Exercise task — Set the following entries down again exactly, line by line.

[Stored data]

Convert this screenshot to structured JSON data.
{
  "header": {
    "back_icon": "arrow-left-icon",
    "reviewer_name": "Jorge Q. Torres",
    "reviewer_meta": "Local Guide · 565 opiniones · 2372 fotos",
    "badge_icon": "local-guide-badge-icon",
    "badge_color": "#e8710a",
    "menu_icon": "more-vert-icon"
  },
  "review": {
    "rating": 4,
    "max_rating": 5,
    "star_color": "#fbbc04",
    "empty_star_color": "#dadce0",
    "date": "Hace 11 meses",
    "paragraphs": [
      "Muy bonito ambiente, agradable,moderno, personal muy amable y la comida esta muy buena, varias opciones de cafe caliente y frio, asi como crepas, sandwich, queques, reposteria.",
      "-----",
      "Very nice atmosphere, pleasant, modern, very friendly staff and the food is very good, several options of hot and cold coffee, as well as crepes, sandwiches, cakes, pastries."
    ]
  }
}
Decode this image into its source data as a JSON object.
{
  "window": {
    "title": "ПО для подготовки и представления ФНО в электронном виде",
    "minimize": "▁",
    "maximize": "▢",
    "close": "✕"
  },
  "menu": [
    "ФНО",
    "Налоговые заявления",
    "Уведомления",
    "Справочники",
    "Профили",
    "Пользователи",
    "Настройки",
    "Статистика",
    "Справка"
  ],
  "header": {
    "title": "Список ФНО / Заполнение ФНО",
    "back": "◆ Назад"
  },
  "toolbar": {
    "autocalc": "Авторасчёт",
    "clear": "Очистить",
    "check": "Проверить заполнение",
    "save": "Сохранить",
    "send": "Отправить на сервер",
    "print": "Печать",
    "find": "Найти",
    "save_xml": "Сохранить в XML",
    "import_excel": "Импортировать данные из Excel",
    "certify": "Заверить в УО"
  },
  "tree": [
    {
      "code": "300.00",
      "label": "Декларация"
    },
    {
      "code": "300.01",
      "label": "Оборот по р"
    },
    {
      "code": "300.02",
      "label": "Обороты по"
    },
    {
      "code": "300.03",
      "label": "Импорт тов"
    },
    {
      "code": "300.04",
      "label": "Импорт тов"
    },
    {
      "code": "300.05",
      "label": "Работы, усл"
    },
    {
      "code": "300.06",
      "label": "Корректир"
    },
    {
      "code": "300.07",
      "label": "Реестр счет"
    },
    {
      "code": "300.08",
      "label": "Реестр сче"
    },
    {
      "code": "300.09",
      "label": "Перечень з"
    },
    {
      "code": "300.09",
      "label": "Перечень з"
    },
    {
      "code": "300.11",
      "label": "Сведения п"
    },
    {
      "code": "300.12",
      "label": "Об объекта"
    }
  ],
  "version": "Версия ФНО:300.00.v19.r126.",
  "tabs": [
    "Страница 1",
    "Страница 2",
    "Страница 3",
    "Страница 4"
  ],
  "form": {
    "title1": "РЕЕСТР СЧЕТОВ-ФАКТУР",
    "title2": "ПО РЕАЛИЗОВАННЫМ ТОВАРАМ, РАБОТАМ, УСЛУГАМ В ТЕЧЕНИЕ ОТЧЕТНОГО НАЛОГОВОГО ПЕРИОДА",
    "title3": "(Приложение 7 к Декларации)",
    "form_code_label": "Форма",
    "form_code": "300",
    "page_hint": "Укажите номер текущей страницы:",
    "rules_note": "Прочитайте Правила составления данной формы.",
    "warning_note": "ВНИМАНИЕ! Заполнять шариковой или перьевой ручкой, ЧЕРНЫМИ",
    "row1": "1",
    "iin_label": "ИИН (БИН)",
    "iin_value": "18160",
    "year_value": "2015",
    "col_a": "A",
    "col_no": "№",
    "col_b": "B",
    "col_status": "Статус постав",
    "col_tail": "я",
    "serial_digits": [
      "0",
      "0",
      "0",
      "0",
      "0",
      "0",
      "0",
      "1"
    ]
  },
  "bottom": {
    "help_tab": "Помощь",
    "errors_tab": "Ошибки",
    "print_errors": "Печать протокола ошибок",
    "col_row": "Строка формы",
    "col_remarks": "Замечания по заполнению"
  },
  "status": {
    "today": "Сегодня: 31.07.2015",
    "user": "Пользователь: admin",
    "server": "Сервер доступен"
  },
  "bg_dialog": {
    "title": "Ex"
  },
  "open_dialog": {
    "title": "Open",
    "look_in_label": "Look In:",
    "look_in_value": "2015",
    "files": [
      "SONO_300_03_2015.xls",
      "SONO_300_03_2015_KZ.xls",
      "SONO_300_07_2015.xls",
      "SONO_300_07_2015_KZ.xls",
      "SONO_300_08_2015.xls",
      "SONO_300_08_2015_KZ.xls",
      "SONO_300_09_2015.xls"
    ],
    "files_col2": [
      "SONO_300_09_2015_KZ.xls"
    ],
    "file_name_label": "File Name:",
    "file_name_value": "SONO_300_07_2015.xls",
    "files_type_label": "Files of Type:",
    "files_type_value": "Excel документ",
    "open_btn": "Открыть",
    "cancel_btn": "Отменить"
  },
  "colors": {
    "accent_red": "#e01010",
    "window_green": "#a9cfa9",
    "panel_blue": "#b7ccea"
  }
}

Written reply —
Convert this screenshot to structured JSON data.
{
  "header": {
    "back_icon": "arrow-left-icon",
    "reviewer_name": "Jorge Q. Torres",
    "reviewer_meta": "Local Guide · 565 opiniones · 2372 fotos",
    "badge_icon": "local-guide-badge-icon",
    "badge_color": "#e8710a",
    "menu_icon": "more-vert-icon"
  },
  "review": {
    "rating": 4,
    "max_rating": 5,
    "star_color": "#fbbc04",
    "empty_star_color": "#dadce0",
    "date": "Hace 11 meses",
    "paragraphs": [
      "Muy bonito ambiente, agradable,moderno, personal muy amable y la comida esta muy buena, varias opciones de cafe caliente y frio, asi como crepas, sandwich, queques, reposteria.",
      "-----",
      "Very nice atmosphere, pleasant, modern, very friendly staff and the food is very good, several options of hot and cold coffee, as well as crepes, sandwiches, cakes, pastries."
    ]
  }
}
Decode this image into its source data as a JSON object.
{
  "window": {
    "title": "ПО для подготовки и представления ФНО в электронном виде",
    "minimize": "▁",
    "maximize": "▢",
    "close": "✕"
  },
  "menu": [
    "ФНО",
    "Налоговые заявления",
    "Уведомления",
    "Справочники",
    "Профили",
    "Пользователи",
    "Настройки",
    "Статистика",
    "Справка"
  ],
  "header": {
    "title": "Список ФНО / Заполнение ФНО",
    "back": "◆ Назад"
  },
  "toolbar": {
    "autocalc": "Авторасчёт",
    "clear": "Очистить",
    "check": "Проверить заполнение",
    "save": "Сохранить",
    "send": "Отправить на сервер",
    "print": "Печать",
    "find": "Найти",
    "save_xml": "Сохранить в XML",
    "import_excel": "Импортировать данные из Excel",
    "certify": "Заверить в УО"
  },
  "tree": [
    {
      "code": "300.00",
      "label": "Декларация"
    },
    {
      "code": "300.01",
      "label": "Оборот по р"
    },
    {
      "code": "300.02",
      "label": "Обороты по"
    },
    {
      "code": "300.03",
      "label": "Импорт тов"
    },
    {
      "code": "300.04",
      "label": "Импорт тов"
    },
    {
      "code": "300.05",
      "label": "Работы, усл"
    },
    {
      "code": "300.06",
      "label": "Корректир"
    },
    {
      "code": "300.07",
      "label": "Реестр счет"
    },
    {
      "code": "300.08",
      "label": "Реестр сче"
    },
    {
      "code": "300.09",
      "label": "Перечень з"
    },
    {
      "code": "300.09",
      "label": "Перечень з"
    },
    {
      "code": "300.11",
      "label": "Сведения п"
    },
    {
      "code": "300.12",
      "label": "Об объекта"
    }
  ],
  "version": "Версия ФНО:300.00.v19.r126.",
  "tabs": [
    "Страница 1",
    "Страница 2",
    "Страница 3",
    "Страница 4"
  ],
  "form": {
    "title1": "РЕЕСТР СЧЕТОВ-ФАКТУР",
    "title2": "ПО РЕАЛИЗОВАННЫМ ТОВАРАМ, РАБОТАМ, УСЛУГАМ В ТЕЧЕНИЕ ОТЧЕТНОГО НАЛОГОВОГО ПЕРИОДА",
    "title3": "(Приложение 7 к Декларации)",
    "form_code_label": "Форма",
    "form_code": "300",
    "page_hint": "Укажите номер текущей страницы:",
    "rules_note": "Прочитайте Правила составления данной формы.",
    "warning_note": "ВНИМАНИЕ! Заполнять шариковой или перьевой ручкой, ЧЕРНЫМИ",
    "row1": "1",
    "iin_label": "ИИН (БИН)",
    "iin_value": "18160",
    "year_value": "2015",
    "col_a": "A",
    "col_no": "№",
    "col_b": "B",
    "col_status": "Статус постав",
    "col_tail": "я",
    "serial_digits": [
      "0",
      "0",
      "0",
      "0",
      "0",
      "0",
      "0",
      "1"
    ]
  },
  "bottom": {
    "help_tab": "Помощь",
    "errors_tab": "Ошибки",
    "print_errors": "Печать протокола ошибок",
    "col_row": "Строка формы",
    "col_remarks": "Замечания по заполнению"
  },
  "status": {
    "today": "Сегодня: 31.07.2015",
    "user": "Пользователь: admin",
    "server": "Сервер доступен"
  },
  "bg_dialog": {
    "title": "Ex"
  },
  "open_dialog": {
    "title": "Open",
    "look_in_label": "Look In:",
    "look_in_value": "2015",
    "files": [
      "SONO_300_03_2015.xls",
      "SONO_300_03_2015_KZ.xls",
      "SONO_300_07_2015.xls",
      "SONO_300_07_2015_KZ.xls",
      "SONO_300_08_2015.xls",
      "SONO_300_08_2015_KZ.xls",
      "SONO_300_09_2015.xls"
    ],
    "files_col2": [
      "SONO_300_09_2015_KZ.xls"
    ],
    "file_name_label": "File Name:",
    "file_name_value": "SONO_300_07_2015.xls",
    "files_type_label": "Files of Type:",
    "files_type_value": "Excel документ",
    "open_btn": "Открыть",
    "cancel_btn": "Отменить"
  },
  "colors": {
    "accent_red": "#e01010",
    "window_green": "#a9cfa9",
    "panel_blue": "#b7ccea"
  }
}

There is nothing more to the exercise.